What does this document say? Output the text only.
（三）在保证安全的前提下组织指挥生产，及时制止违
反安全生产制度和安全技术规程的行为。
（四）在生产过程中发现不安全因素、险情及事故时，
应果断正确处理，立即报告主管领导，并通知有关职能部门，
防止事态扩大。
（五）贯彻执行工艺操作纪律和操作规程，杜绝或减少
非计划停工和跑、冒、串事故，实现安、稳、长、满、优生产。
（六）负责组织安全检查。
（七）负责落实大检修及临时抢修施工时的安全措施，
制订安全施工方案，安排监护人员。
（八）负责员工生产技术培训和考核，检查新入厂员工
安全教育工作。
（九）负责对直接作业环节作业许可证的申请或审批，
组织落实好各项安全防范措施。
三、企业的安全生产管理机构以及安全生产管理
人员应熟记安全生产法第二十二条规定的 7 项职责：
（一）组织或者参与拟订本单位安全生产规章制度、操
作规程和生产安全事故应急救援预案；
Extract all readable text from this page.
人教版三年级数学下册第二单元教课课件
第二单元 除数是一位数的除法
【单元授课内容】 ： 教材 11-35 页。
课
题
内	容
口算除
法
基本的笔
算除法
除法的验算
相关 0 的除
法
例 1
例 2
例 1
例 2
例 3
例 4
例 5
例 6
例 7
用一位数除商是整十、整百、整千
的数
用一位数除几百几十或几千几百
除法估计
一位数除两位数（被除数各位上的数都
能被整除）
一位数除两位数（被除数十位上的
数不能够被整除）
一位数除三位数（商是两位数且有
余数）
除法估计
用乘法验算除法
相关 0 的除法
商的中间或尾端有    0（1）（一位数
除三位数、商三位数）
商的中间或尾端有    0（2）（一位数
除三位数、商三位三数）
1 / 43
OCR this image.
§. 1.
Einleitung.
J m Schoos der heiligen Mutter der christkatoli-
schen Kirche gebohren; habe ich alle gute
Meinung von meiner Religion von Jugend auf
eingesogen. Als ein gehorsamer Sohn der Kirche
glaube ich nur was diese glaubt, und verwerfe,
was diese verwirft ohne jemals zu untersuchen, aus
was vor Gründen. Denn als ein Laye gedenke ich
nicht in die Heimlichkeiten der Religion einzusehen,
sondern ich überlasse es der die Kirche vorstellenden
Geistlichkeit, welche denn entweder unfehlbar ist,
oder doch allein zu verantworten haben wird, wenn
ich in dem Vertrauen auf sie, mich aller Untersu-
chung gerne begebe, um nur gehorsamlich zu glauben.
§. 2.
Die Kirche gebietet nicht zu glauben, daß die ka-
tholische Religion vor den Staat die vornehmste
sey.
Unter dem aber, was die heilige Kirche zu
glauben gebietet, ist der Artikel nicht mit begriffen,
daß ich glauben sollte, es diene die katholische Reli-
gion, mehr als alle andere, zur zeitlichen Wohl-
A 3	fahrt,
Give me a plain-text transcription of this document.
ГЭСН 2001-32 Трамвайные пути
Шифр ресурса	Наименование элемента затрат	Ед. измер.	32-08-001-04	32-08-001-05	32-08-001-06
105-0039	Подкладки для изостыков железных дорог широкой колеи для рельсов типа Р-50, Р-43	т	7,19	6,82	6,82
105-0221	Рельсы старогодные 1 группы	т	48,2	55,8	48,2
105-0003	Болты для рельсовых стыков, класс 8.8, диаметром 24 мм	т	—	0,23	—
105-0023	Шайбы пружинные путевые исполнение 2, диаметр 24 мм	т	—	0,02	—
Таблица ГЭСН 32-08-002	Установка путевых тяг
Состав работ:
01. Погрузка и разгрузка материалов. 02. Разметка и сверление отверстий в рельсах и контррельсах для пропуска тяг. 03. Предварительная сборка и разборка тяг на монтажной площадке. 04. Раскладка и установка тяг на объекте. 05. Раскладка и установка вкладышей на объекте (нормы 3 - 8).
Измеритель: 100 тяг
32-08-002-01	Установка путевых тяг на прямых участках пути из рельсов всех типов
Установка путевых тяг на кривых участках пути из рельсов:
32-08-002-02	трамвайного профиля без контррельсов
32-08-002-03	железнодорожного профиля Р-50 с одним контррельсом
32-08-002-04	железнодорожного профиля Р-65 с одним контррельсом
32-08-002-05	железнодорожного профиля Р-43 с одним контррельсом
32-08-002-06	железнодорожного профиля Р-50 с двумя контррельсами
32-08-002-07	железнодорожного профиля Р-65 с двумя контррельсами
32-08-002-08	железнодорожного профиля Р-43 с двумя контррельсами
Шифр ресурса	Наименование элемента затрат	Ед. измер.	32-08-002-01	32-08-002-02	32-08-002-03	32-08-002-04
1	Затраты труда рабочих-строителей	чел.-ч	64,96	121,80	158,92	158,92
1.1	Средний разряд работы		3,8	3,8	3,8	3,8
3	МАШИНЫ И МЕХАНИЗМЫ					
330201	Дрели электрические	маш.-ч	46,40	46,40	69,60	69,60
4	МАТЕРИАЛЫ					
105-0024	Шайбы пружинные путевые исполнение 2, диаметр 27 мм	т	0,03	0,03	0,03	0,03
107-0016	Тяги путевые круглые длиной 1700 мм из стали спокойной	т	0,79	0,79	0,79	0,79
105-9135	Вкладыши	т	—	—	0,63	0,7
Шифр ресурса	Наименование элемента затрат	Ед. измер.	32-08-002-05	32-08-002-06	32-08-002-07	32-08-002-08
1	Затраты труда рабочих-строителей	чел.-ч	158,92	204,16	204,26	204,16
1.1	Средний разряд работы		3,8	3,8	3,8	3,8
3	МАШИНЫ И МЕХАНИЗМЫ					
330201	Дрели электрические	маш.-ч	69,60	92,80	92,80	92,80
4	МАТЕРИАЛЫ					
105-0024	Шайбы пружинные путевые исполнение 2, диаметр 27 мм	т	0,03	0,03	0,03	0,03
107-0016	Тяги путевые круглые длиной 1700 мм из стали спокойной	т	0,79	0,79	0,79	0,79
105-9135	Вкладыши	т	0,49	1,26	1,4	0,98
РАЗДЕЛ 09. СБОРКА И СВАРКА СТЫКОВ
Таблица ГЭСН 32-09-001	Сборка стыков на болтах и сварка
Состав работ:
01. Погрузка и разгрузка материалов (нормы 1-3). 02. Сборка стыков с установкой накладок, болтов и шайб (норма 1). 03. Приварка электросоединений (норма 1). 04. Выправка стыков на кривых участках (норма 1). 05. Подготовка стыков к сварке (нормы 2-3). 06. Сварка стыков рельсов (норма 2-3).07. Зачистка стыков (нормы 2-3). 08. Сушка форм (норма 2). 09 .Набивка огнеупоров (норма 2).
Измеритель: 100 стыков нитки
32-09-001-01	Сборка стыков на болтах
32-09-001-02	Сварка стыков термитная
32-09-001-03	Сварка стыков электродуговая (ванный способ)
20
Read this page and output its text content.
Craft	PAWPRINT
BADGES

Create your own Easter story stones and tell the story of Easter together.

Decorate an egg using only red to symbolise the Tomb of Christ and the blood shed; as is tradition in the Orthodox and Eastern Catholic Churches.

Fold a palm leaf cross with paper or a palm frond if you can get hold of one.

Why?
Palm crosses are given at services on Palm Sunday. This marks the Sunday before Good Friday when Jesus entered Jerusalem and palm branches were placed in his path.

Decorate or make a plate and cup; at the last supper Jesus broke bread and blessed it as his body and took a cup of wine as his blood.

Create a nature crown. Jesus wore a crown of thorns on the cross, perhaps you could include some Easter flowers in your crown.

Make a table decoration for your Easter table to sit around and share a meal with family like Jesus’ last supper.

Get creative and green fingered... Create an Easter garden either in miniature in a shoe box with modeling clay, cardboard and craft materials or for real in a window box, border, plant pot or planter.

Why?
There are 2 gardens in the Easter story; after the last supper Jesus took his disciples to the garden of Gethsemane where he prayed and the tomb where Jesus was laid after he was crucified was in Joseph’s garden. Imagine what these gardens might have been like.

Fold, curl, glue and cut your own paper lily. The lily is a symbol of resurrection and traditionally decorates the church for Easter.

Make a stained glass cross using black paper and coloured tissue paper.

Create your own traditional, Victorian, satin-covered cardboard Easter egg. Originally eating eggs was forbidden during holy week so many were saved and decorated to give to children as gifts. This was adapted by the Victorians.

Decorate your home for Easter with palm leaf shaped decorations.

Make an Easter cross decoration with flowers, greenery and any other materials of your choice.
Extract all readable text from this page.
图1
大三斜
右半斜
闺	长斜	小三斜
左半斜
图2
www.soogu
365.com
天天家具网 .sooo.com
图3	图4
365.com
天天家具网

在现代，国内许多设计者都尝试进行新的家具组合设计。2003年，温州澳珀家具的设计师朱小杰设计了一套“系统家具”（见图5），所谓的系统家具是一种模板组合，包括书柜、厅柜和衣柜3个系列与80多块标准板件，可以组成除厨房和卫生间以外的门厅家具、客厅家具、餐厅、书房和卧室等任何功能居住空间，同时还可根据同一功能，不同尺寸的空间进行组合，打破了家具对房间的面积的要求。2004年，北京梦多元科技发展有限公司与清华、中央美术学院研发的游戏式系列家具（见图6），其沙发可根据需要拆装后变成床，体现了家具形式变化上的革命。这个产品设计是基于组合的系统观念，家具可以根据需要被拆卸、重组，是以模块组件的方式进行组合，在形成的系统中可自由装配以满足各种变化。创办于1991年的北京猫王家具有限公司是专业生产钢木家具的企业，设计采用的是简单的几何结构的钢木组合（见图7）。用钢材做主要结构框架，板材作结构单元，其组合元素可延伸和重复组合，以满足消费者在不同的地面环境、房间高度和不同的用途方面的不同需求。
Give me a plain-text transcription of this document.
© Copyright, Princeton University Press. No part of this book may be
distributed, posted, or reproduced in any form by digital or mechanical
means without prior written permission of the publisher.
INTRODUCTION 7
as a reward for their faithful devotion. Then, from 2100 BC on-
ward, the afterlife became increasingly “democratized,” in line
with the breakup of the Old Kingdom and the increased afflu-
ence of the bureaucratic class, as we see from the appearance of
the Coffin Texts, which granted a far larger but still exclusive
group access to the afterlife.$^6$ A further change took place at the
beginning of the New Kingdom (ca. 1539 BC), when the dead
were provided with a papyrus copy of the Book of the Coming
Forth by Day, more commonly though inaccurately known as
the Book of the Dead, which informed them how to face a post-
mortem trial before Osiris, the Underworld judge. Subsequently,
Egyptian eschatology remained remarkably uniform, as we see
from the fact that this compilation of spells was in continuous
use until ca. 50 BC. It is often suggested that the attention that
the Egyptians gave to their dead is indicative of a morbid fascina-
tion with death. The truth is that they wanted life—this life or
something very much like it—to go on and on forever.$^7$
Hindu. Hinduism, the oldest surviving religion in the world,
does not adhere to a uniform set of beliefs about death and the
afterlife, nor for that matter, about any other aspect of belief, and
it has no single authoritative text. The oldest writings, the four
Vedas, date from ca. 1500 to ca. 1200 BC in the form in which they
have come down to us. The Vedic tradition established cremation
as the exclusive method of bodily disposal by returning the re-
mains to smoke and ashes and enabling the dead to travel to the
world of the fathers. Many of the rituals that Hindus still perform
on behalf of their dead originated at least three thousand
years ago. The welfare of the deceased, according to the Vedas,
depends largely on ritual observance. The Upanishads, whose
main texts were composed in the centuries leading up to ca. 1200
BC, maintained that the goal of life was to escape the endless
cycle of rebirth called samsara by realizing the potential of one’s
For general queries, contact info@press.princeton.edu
------------------------
• **DIRECTIONS**
Of the lines in the records, determine how many contain the word "exclusive", and report that number alone.

• **RESULT OF THIS EXERCISE**
2